:: TEXT EXCERPT ::

# Trim' out in the sun



## stuartdouglas (Mar 5, 2008)

Why should she get left out of the gorgeous weather?


----------



## Alice (Apr 30, 2007)

Stunning snake. The eyes are incredible. I don't know much about snakes, what is she?


----------



## stuartdouglas (Mar 5, 2008)

_Trimeresurus trigonocephalus - _Sri Lankan Green Pit Viper


----------



## Crownan (Jan 6, 2007)

Stunning, absolutely stunning.


----------



## wayne g (Mar 4, 2008)

noy having a pop but what us the legal position with having it outside a hot room etc?
(really not having a go)
absolutely stunning creature btw!: victory:


----------



## SNAKEWISPERA (Aug 27, 2007)

Niiiceeeee...... Loving the blue in that snakey, love that first pic


----------



## stuartdouglas (Mar 5, 2008)

wayne g said:


> noy having a pop but what us the legal position with having it outside a hot room etc?
> (really not having a go)
> absolutely stunning creature btw!: victory:


Third Party public liability insurance covers the animal on my property as long as reasonable precautions are take to ensure the safety of any visitors to my property. If I were to let her loose in a room full of people, that wouldn't be classed as reasonable precautions. On a branch in the garden with a locked gate and no access to the public and under constant supervision= no issues


----------



## sharpstrain (May 24, 2008)

:::

# PROBLEM STATEMENT:
Copy the snake thread word for word, from "## wayne g (Mar" up to and including "(Aug 27, 2007)".

:: DATASET EXTRACT ::

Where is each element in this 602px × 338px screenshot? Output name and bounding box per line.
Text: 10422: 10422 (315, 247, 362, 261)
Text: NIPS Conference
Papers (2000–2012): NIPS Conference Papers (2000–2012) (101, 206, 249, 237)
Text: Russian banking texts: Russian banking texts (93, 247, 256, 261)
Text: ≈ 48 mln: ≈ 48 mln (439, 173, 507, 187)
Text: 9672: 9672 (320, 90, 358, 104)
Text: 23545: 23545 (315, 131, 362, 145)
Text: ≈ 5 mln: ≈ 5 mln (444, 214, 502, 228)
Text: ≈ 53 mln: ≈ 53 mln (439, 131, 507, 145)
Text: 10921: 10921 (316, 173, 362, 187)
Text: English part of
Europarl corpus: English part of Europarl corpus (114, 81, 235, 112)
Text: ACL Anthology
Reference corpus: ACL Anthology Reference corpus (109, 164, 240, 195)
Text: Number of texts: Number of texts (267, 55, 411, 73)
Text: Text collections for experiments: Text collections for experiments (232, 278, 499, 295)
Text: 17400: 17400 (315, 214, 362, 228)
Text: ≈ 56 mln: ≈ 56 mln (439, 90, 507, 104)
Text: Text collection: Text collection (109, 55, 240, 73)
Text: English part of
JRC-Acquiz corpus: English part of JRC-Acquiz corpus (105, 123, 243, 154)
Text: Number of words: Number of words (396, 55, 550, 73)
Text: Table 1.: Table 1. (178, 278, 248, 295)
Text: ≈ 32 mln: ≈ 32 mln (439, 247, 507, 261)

:::
:: DATASET EXTRACT ::

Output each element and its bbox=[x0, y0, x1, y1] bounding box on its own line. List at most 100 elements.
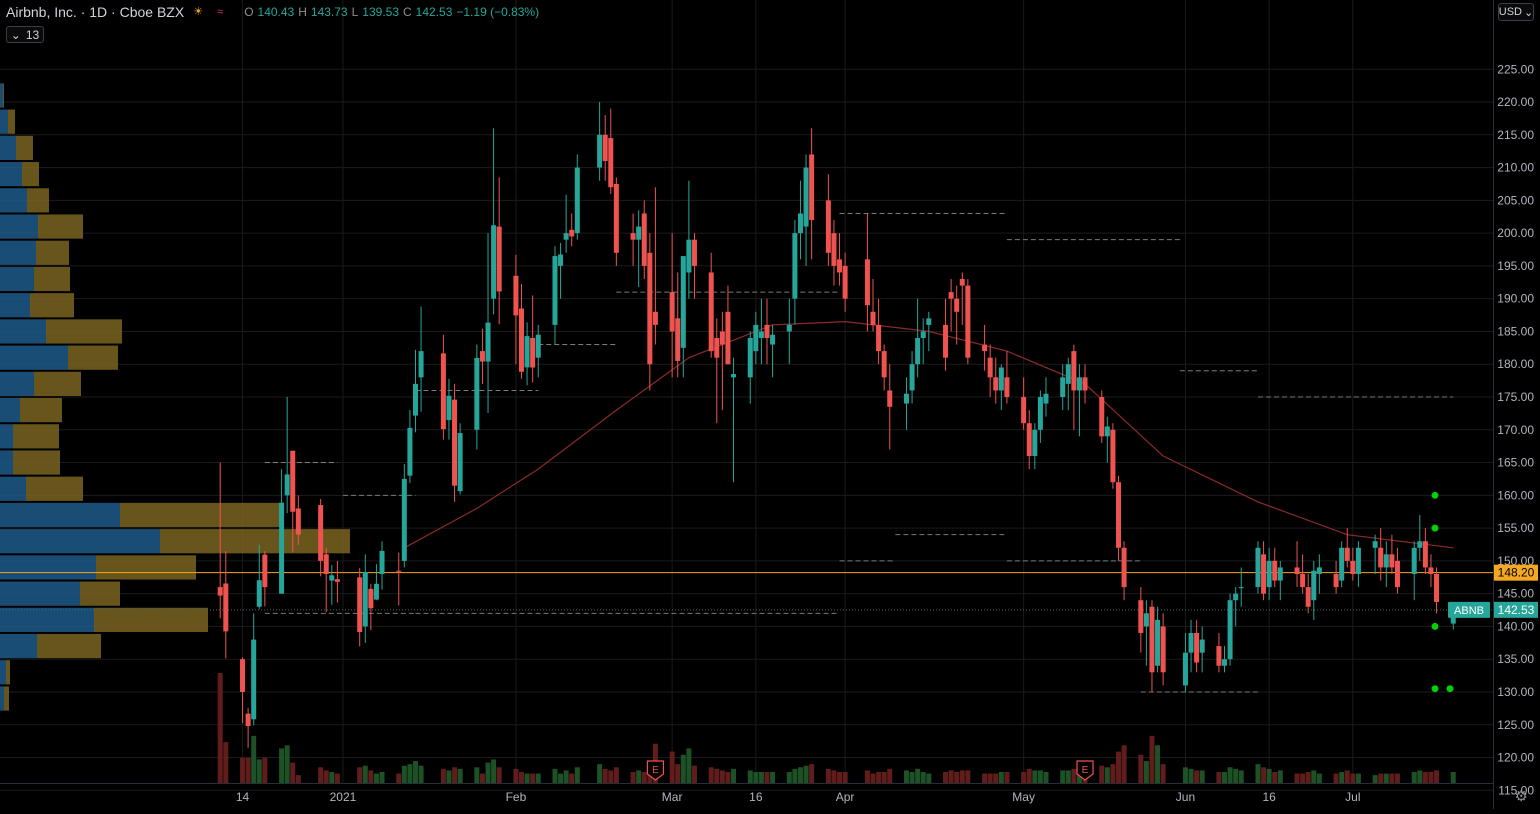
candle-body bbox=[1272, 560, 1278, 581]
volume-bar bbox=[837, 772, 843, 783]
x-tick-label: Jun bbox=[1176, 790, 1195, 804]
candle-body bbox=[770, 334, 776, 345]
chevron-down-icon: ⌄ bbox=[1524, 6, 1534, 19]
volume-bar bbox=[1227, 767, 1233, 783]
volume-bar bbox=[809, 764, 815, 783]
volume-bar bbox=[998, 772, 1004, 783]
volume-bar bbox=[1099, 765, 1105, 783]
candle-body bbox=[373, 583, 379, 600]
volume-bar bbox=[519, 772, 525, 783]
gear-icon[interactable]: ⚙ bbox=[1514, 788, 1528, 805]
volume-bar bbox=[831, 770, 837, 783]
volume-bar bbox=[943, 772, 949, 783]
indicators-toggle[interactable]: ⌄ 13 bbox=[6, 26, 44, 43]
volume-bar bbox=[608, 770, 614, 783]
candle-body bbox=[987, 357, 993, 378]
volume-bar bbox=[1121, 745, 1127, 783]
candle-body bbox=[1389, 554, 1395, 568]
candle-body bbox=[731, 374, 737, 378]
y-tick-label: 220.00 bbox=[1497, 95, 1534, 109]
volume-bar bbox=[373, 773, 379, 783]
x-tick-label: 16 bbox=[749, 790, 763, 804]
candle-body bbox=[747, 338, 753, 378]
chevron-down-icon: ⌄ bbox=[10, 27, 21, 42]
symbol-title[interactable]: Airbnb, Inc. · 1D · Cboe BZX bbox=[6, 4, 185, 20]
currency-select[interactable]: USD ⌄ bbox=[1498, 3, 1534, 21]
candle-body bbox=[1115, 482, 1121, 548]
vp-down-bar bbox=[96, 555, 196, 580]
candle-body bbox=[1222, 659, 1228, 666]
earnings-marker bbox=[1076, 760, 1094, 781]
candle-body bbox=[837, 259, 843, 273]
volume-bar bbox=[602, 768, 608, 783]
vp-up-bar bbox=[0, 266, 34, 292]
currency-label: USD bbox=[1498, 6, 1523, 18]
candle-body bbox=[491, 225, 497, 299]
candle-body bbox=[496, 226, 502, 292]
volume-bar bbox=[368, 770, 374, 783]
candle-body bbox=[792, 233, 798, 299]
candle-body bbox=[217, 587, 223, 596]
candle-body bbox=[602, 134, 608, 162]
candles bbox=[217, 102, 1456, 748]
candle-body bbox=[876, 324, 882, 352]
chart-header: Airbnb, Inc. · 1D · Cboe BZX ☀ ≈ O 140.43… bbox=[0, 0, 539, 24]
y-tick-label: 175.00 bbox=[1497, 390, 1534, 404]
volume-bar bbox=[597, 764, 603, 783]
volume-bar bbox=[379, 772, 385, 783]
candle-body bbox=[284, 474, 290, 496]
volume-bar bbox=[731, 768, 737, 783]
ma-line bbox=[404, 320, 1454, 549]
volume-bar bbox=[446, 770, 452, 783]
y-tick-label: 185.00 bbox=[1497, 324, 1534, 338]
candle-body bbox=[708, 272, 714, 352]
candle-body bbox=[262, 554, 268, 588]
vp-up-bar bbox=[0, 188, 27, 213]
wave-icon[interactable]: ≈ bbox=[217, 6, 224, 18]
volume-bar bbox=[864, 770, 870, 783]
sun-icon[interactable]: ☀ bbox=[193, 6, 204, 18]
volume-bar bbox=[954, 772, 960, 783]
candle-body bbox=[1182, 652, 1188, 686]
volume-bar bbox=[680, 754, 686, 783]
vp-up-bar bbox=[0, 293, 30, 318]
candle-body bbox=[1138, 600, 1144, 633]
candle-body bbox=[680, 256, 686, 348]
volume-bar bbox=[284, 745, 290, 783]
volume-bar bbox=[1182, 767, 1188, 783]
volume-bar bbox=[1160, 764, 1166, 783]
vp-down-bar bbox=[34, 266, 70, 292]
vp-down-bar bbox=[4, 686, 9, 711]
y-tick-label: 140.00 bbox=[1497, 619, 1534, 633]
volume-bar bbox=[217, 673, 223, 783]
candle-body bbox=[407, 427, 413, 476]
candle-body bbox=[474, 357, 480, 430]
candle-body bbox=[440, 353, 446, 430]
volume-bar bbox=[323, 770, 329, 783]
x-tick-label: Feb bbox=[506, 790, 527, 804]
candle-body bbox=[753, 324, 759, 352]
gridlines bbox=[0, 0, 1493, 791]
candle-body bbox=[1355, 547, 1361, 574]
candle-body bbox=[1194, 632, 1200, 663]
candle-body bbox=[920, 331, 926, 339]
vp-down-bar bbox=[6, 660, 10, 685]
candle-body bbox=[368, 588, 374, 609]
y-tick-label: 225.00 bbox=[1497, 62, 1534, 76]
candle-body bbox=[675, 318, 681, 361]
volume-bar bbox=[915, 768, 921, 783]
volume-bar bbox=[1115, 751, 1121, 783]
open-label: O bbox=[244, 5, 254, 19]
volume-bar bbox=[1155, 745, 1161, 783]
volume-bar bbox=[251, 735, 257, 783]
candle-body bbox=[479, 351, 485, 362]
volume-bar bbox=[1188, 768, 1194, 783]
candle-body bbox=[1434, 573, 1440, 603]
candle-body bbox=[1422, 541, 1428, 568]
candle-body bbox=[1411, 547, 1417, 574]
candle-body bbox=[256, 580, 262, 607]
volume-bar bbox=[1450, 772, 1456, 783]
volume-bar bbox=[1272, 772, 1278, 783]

:::
:: DATASET EXTRACT ::

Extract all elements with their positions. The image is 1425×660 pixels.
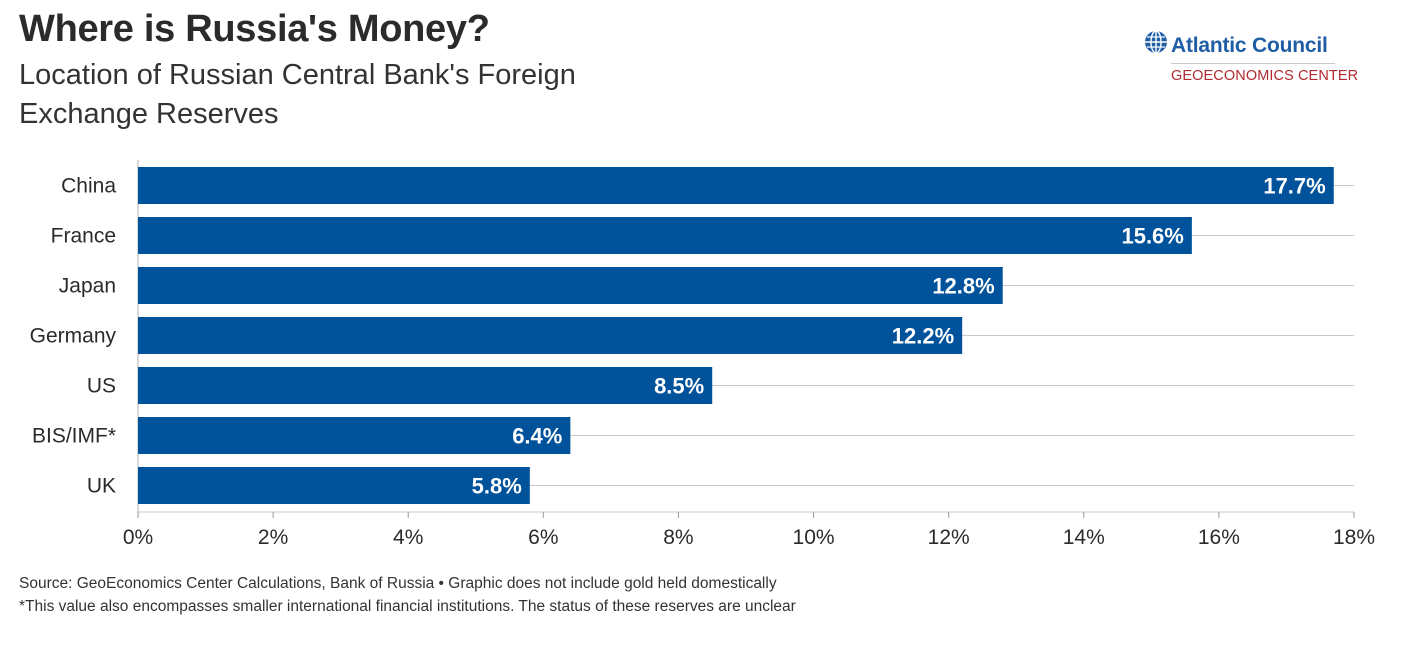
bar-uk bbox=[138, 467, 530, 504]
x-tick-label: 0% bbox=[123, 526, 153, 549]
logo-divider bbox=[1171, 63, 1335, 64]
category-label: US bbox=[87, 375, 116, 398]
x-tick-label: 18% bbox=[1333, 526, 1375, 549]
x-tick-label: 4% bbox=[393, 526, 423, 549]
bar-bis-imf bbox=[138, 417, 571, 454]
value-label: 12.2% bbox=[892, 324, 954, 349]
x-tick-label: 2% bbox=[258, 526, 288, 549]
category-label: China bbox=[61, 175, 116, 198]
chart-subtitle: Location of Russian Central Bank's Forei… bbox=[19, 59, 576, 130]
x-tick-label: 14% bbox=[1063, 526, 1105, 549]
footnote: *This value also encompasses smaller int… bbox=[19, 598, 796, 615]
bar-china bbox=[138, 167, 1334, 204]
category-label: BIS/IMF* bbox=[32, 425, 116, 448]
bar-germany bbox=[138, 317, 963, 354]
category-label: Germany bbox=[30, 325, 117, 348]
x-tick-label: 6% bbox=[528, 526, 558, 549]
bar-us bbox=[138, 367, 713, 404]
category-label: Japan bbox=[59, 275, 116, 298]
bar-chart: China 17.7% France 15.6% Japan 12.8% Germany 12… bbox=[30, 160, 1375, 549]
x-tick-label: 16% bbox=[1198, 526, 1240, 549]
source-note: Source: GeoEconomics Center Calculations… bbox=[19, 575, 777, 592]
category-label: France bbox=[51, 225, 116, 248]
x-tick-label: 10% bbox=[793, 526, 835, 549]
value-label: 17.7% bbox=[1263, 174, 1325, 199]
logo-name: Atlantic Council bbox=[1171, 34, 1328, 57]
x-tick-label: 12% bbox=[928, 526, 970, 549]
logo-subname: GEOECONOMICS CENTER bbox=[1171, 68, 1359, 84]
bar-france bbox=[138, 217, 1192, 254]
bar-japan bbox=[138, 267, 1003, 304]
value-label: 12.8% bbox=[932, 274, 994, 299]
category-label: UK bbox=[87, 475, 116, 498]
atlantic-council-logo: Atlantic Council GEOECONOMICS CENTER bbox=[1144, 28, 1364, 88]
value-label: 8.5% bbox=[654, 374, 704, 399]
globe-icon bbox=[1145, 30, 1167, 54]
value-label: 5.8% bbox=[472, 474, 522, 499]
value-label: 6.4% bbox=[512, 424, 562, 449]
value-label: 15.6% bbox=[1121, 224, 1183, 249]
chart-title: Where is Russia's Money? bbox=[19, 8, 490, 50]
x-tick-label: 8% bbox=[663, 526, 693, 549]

:::

# TASK RESPONSE:
## wayne g (Mar 4, 2008)

noy having a pop but what us the legal position with having it outside a hot room etc?
(really not having a go)
absolutely stunning creature btw!: victory:


----------



## SNAKEWISPERA (Aug 27, 2007)